*Extracted records*
— Start —
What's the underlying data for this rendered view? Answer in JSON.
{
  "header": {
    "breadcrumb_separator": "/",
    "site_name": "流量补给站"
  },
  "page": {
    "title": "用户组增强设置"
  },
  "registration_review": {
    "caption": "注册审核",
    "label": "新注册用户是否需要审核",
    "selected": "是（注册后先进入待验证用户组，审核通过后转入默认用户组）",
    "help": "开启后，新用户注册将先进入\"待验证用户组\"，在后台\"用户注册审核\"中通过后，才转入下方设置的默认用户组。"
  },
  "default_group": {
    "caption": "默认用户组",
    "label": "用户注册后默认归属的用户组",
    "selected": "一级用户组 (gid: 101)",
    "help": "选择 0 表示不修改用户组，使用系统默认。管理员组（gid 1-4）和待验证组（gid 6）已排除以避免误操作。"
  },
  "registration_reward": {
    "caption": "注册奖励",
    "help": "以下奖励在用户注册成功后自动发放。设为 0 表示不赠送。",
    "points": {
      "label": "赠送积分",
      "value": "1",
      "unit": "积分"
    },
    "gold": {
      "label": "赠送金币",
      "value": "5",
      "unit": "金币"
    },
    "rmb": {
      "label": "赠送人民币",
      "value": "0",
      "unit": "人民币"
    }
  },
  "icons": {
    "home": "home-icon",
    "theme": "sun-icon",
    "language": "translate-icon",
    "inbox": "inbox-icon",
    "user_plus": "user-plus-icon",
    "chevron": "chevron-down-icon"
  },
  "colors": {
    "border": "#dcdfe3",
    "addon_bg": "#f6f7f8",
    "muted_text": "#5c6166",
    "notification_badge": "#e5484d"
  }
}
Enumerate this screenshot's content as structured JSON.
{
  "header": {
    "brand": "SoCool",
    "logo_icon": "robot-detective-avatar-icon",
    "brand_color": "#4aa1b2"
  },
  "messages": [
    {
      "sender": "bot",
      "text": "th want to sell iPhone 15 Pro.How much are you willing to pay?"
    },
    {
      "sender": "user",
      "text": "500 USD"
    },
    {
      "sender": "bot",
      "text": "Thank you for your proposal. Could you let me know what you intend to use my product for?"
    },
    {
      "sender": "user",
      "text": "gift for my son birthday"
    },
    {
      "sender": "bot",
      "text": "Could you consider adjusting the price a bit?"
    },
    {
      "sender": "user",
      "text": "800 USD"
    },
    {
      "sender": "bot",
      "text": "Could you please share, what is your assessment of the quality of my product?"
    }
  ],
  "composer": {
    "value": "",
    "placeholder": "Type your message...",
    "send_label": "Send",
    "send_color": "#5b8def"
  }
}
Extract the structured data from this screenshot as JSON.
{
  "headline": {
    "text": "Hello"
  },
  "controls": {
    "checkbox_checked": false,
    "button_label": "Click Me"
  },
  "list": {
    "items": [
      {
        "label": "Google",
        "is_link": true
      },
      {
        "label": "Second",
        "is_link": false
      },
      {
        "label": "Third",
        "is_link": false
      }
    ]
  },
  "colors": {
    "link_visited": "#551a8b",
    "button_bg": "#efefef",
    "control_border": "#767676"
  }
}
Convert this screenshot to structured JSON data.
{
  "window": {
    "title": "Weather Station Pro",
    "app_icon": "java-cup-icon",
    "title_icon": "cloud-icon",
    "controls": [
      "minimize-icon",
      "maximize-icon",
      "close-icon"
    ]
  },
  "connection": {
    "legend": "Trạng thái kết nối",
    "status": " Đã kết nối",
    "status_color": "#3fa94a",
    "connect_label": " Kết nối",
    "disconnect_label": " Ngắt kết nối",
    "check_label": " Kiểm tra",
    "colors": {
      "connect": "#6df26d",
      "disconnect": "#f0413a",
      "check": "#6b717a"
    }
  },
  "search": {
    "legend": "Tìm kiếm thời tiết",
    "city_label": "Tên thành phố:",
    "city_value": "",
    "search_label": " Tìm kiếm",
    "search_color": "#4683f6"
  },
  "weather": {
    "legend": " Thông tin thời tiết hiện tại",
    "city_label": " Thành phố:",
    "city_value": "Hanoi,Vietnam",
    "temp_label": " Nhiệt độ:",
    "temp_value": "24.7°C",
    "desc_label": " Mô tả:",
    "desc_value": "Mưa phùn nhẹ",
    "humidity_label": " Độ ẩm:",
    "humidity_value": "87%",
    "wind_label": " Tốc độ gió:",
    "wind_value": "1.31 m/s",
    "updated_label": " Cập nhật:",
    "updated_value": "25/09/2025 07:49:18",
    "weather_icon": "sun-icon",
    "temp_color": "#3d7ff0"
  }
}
— End —
*Job*
Look over the listing. Pull out every line with the string "screenshot" in it.

*Full output*
Enumerate this screenshot's content as structured JSON.
Extract the structured data from this screenshot as JSON.
Convert this screenshot to structured JSON data.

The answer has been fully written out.